start PROVIDED INFORMATION

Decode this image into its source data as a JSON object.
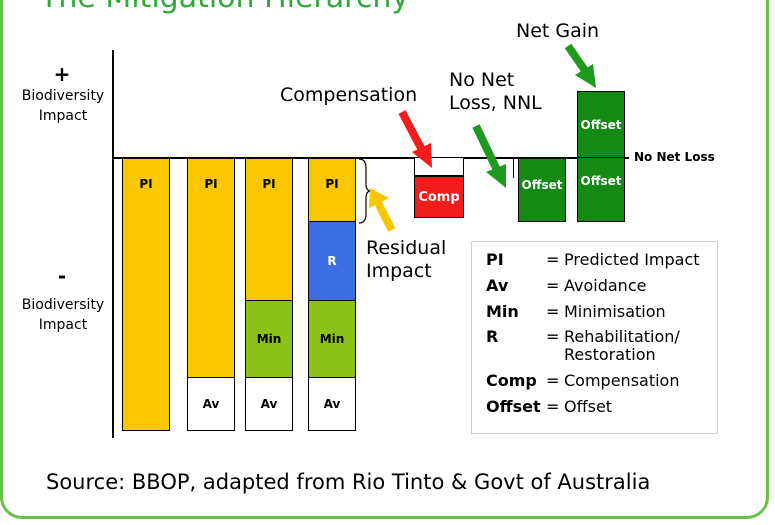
{
  "title": "The Mitigation Hierarchy",
  "axis": {
    "plus_sign": "+",
    "plus_label": "Biodiversity Impact",
    "minus_sign": "-",
    "minus_label": "Biodiversity Impact",
    "baseline_label": "No Net Loss"
  },
  "bars": [
    {
      "segments": [
        {
          "label": "PI",
          "color": "yellow"
        }
      ]
    },
    {
      "segments": [
        {
          "label": "PI",
          "color": "yellow"
        },
        {
          "label": "Av",
          "color": "white"
        }
      ]
    },
    {
      "segments": [
        {
          "label": "PI",
          "color": "yellow"
        },
        {
          "label": "Min",
          "color": "green"
        },
        {
          "label": "Av",
          "color": "white"
        }
      ]
    },
    {
      "segments": [
        {
          "label": "PI",
          "color": "yellow"
        },
        {
          "label": "R",
          "color": "blue"
        },
        {
          "label": "Min",
          "color": "green"
        },
        {
          "label": "Av",
          "color": "white"
        }
      ]
    },
    {
      "segments": [
        {
          "label": "Comp",
          "color": "red"
        }
      ]
    },
    {
      "segments": [
        {
          "label": "Offset",
          "color": "dark-green"
        }
      ]
    },
    {
      "segments": [
        {
          "label": "Offset",
          "color": "dark-green"
        },
        {
          "label": "Offset",
          "color": "dark-green"
        }
      ]
    }
  ],
  "callouts": {
    "residual": "Residual Impact",
    "residual_l1": "Residual",
    "residual_l2": "Impact",
    "compensation": "Compensation",
    "nnl_l1": "No Net",
    "nnl_l2": "Loss, NNL",
    "net_gain": "Net Gain"
  },
  "legend": [
    {
      "abbr": "PI",
      "eq": "=",
      "def": "Predicted Impact"
    },
    {
      "abbr": "Av",
      "eq": "=",
      "def": "Avoidance"
    },
    {
      "abbr": "Min",
      "eq": "=",
      "def": "Minimisation"
    },
    {
      "abbr": "R",
      "eq": "=",
      "def": "Rehabilitation/",
      "def2": "Restoration"
    },
    {
      "abbr": "Comp",
      "eq": "=",
      "def": "Compensation"
    },
    {
      "abbr": "Offset",
      "eq": "=",
      "def": "Offset"
    }
  ],
  "colors": {
    "yellow": "#f9c700",
    "green": "#8cc217",
    "blue": "#3b6ee0",
    "red": "#f01d1d",
    "dark_green": "#148a14",
    "arrow_yellow": "#f9c700",
    "arrow_red": "#f01d1d",
    "arrow_green": "#1e9a1e",
    "frame": "#6cc04a"
  },
  "source": "Source: BBOP, adapted from Rio Tinto & Govt of Australia"
}
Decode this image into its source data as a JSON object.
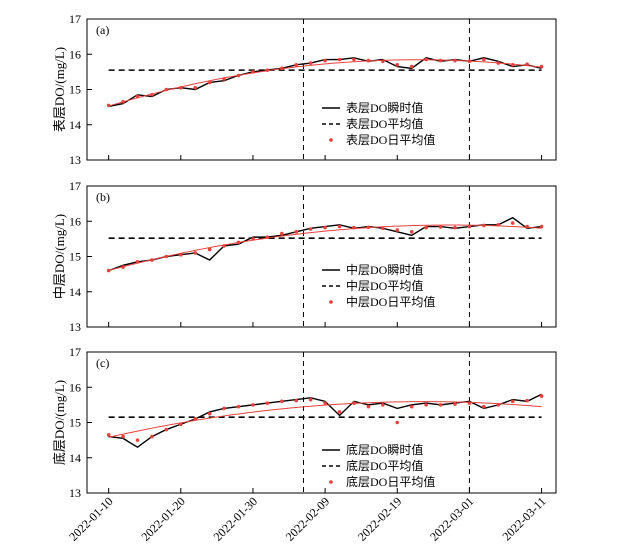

end PROVIDED INFORMATION

REQUIREMENTS: Extract the full listing above verbatim; pictures are to be left out of the copy.

CORRECT ANSWER:
Decode this image into its source data as a JSON object.
{
  "title": "The Mitigation Hierarchy",
  "axis": {
    "plus_sign": "+",
    "plus_label": "Biodiversity Impact",
    "minus_sign": "-",
    "minus_label": "Biodiversity Impact",
    "baseline_label": "No Net Loss"
  },
  "bars": [
    {
      "segments": [
        {
          "label": "PI",
          "color": "yellow"
        }
      ]
    },
    {
      "segments": [
        {
          "label": "PI",
          "color": "yellow"
        },
        {
          "label": "Av",
          "color": "white"
        }
      ]
    },
    {
      "segments": [
        {
          "label": "PI",
          "color": "yellow"
        },
        {
          "label": "Min",
          "color": "green"
        },
        {
          "label": "Av",
          "color": "white"
        }
      ]
    },
    {
      "segments": [
        {
          "label": "PI",
          "color": "yellow"
        },
        {
          "label": "R",
          "color": "blue"
        },
        {
          "label": "Min",
          "color": "green"
        },
        {
          "label": "Av",
          "color": "white"
        }
      ]
    },
    {
      "segments": [
        {
          "label": "Comp",
          "color": "red"
        }
      ]
    },
    {
      "segments": [
        {
          "label": "Offset",
          "color": "dark-green"
        }
      ]
    },
    {
      "segments": [
        {
          "label": "Offset",
          "color": "dark-green"
        },
        {
          "label": "Offset",
          "color": "dark-green"
        }
      ]
    }
  ],
  "callouts": {
    "residual": "Residual Impact",
    "residual_l1": "Residual",
    "residual_l2": "Impact",
    "compensation": "Compensation",
    "nnl_l1": "No Net",
    "nnl_l2": "Loss, NNL",
    "net_gain": "Net Gain"
  },
  "legend": [
    {
      "abbr": "PI",
      "eq": "=",
      "def": "Predicted Impact"
    },
    {
      "abbr": "Av",
      "eq": "=",
      "def": "Avoidance"
    },
    {
      "abbr": "Min",
      "eq": "=",
      "def": "Minimisation"
    },
    {
      "abbr": "R",
      "eq": "=",
      "def": "Rehabilitation/",
      "def2": "Restoration"
    },
    {
      "abbr": "Comp",
      "eq": "=",
      "def": "Compensation"
    },
    {
      "abbr": "Offset",
      "eq": "=",
      "def": "Offset"
    }
  ],
  "colors": {
    "yellow": "#f9c700",
    "green": "#8cc217",
    "blue": "#3b6ee0",
    "red": "#f01d1d",
    "dark_green": "#148a14",
    "arrow_yellow": "#f9c700",
    "arrow_red": "#f01d1d",
    "arrow_green": "#1e9a1e",
    "frame": "#6cc04a"
  },
  "source": "Source: BBOP, adapted from Rio Tinto & Govt of Australia"
}
Decode this image into its source data as a JSON object.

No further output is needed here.